Every entry below must appear again, exactly as written.

═══ DATA SUPPLIED

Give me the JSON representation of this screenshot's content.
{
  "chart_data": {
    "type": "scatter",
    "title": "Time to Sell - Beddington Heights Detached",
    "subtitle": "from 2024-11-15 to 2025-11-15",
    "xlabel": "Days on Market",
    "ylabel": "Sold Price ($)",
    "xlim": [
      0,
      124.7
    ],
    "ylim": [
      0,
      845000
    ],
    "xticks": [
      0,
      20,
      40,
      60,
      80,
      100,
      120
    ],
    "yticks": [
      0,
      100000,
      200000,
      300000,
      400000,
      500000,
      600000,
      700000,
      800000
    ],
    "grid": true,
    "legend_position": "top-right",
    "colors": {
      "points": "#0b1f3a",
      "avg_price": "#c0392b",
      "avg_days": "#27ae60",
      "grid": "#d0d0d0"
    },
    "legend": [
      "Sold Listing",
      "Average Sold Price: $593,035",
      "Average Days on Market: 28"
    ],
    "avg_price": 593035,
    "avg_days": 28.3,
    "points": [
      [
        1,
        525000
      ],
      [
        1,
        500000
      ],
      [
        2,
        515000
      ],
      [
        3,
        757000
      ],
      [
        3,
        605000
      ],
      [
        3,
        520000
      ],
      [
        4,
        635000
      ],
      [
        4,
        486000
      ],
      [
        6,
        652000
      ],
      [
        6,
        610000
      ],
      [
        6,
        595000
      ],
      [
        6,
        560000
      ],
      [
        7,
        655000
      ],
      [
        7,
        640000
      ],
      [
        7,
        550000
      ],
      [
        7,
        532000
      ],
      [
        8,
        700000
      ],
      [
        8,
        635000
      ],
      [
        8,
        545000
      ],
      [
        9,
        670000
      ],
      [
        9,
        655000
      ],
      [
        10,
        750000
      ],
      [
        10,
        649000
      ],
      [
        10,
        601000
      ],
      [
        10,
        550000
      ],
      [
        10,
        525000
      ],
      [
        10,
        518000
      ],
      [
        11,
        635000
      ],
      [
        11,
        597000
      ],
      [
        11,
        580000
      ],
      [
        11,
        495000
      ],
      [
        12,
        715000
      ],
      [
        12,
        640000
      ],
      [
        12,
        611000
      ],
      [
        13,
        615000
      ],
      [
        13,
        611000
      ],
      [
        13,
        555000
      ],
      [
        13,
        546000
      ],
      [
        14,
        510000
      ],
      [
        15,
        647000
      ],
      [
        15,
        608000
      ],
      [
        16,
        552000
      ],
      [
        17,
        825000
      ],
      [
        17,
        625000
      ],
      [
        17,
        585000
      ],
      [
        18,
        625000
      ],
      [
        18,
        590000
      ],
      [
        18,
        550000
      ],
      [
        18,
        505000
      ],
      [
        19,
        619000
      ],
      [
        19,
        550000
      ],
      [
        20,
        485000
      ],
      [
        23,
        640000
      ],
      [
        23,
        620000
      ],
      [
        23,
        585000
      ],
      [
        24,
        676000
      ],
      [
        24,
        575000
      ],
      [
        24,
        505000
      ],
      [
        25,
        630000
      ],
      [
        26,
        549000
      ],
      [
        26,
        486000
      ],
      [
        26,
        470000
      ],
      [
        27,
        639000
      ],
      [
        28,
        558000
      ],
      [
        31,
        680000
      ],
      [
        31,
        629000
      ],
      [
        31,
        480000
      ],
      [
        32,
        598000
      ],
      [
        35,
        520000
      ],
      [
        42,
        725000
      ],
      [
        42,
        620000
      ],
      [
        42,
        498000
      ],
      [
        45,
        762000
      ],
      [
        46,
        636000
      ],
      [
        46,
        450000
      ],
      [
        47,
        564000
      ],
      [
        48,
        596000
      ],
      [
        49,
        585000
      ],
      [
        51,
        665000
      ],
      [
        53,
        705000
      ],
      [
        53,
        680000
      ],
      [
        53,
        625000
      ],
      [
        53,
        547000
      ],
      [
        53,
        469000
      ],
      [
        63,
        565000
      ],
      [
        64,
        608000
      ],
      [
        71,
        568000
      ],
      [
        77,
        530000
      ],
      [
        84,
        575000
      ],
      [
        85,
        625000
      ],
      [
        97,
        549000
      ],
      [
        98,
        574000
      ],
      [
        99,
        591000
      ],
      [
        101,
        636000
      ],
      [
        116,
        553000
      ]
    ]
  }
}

══════

• [RESPONSE]:
Give me the JSON representation of this screenshot's content.
{
  "chart_data": {
    "type": "scatter",
    "title": "Time to Sell - Beddington Heights Detached",
    "subtitle": "from 2024-11-15 to 2025-11-15",
    "xlabel": "Days on Market",
    "ylabel": "Sold Price ($)",
    "xlim": [
      0,
      124.7
    ],
    "ylim": [
      0,
      845000
    ],
    "xticks": [
      0,
      20,
      40,
      60,
      80,
      100,
      120
    ],
    "yticks": [
      0,
      100000,
      200000,
      300000,
      400000,
      500000,
      600000,
      700000,
      800000
    ],
    "grid": true,
    "legend_position": "top-right",
    "colors": {
      "points": "#0b1f3a",
      "avg_price": "#c0392b",
      "avg_days": "#27ae60",
      "grid": "#d0d0d0"
    },
    "legend": [
      "Sold Listing",
      "Average Sold Price: $593,035",
      "Average Days on Market: 28"
    ],
    "avg_price": 593035,
    "avg_days": 28.3,
    "points": [
      [
        1,
        525000
      ],
      [
        1,
        500000
      ],
      [
        2,
        515000
      ],
      [
        3,
        757000
      ],
      [
        3,
        605000
      ],
      [
        3,
        520000
      ],
      [
        4,
        635000
      ],
      [
        4,
        486000
      ],
      [
        6,
        652000
      ],
      [
        6,
        610000
      ],
      [
        6,
        595000
      ],
      [
        6,
        560000
      ],
      [
        7,
        655000
      ],
      [
        7,
        640000
      ],
      [
        7,
        550000
      ],
      [
        7,
        532000
      ],
      [
        8,
        700000
      ],
      [
        8,
        635000
      ],
      [
        8,
        545000
      ],
      [
        9,
        670000
      ],
      [
        9,
        655000
      ],
      [
        10,
        750000
      ],
      [
        10,
        649000
      ],
      [
        10,
        601000
      ],
      [
        10,
        550000
      ],
      [
        10,
        525000
      ],
      [
        10,
        518000
      ],
      [
        11,
        635000
      ],
      [
        11,
        597000
      ],
      [
        11,
        580000
      ],
      [
        11,
        495000
      ],
      [
        12,
        715000
      ],
      [
        12,
        640000
      ],
      [
        12,
        611000
      ],
      [
        13,
        615000
      ],
      [
        13,
        611000
      ],
      [
        13,
        555000
      ],
      [
        13,
        546000
      ],
      [
        14,
        510000
      ],
      [
        15,
        647000
      ],
      [
        15,
        608000
      ],
      [
        16,
        552000
      ],
      [
        17,
        825000
      ],
      [
        17,
        625000
      ],
      [
        17,
        585000
      ],
      [
        18,
        625000
      ],
      [
        18,
        590000
      ],
      [
        18,
        550000
      ],
      [
        18,
        505000
      ],
      [
        19,
        619000
      ],
      [
        19,
        550000
      ],
      [
        20,
        485000
      ],
      [
        23,
        640000
      ],
      [
        23,
        620000
      ],
      [
        23,
        585000
      ],
      [
        24,
        676000
      ],
      [
        24,
        575000
      ],
      [
        24,
        505000
      ],
      [
        25,
        630000
      ],
      [
        26,
        549000
      ],
      [
        26,
        486000
      ],
      [
        26,
        470000
      ],
      [
        27,
        639000
      ],
      [
        28,
        558000
      ],
      [
        31,
        680000
      ],
      [
        31,
        629000
      ],
      [
        31,
        480000
      ],
      [
        32,
        598000
      ],
      [
        35,
        520000
      ],
      [
        42,
        725000
      ],
      [
        42,
        620000
      ],
      [
        42,
        498000
      ],
      [
        45,
        762000
      ],
      [
        46,
        636000
      ],
      [
        46,
        450000
      ],
      [
        47,
        564000
      ],
      [
        48,
        596000
      ],
      [
        49,
        585000
      ],
      [
        51,
        665000
      ],
      [
        53,
        705000
      ],
      [
        53,
        680000
      ],
      [
        53,
        625000
      ],
      [
        53,
        547000
      ],
      [
        53,
        469000
      ],
      [
        63,
        565000
      ],
      [
        64,
        608000
      ],
      [
        71,
        568000
      ],
      [
        77,
        530000
      ],
      [
        84,
        575000
      ],
      [
        85,
        625000
      ],
      [
        97,
        549000
      ],
      [
        98,
        574000
      ],
      [
        99,
        591000
      ],
      [
        101,
        636000
      ],
      [
        116,
        553000
      ]
    ]
  }
}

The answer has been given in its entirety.